Task: Using the listing below, extract each line that has the word "document" in it.
--------------------
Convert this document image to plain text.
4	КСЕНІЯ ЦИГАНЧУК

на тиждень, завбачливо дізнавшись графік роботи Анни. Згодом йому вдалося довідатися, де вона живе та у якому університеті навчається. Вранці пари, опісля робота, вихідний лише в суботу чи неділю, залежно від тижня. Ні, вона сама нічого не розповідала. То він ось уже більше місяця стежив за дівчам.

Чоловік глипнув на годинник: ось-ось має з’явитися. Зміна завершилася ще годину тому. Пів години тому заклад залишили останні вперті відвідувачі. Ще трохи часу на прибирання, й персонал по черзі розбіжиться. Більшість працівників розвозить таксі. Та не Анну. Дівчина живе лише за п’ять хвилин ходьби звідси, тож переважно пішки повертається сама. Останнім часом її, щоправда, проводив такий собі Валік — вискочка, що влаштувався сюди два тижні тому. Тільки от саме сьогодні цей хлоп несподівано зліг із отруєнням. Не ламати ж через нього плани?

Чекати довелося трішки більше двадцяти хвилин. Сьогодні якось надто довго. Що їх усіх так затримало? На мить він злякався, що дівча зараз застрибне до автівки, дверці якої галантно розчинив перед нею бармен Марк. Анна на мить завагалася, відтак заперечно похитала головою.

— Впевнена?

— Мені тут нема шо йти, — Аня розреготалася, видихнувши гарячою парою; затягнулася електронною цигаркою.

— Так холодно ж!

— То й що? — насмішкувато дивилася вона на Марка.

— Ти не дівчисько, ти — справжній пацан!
--------------------
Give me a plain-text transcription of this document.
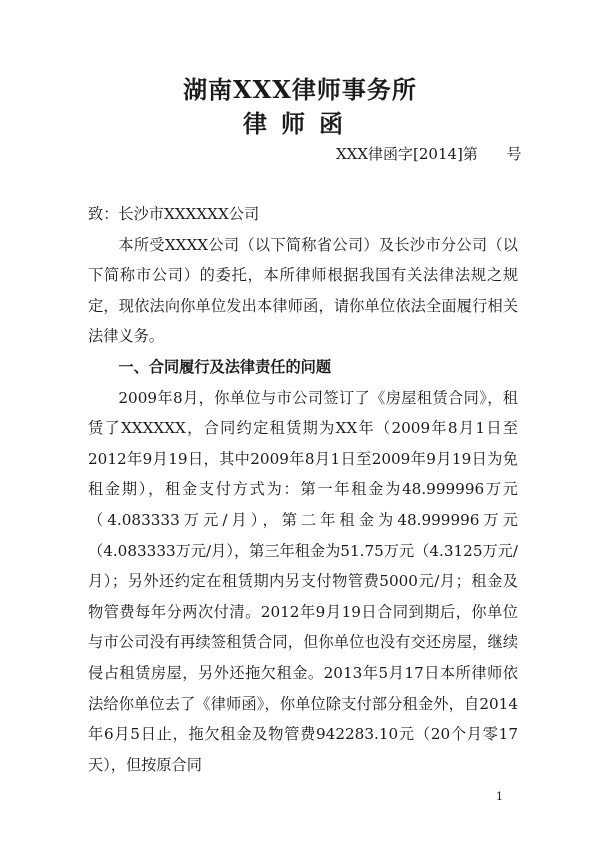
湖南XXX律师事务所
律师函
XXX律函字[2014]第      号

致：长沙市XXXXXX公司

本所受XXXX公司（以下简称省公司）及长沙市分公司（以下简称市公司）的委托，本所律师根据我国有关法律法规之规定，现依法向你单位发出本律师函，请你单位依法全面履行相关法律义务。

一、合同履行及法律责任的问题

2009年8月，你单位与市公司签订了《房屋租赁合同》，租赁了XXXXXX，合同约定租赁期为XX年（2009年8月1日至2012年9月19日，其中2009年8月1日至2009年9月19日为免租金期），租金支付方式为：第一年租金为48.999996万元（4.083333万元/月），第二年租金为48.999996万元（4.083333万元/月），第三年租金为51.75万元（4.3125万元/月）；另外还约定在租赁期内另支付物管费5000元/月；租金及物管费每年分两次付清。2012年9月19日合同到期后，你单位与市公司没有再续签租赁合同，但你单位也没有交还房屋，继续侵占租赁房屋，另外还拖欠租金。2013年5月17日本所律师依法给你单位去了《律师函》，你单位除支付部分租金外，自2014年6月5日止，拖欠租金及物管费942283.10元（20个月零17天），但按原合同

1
--------------------
Finished exercise:
Convert this document image to plain text.
Give me a plain-text transcription of this document.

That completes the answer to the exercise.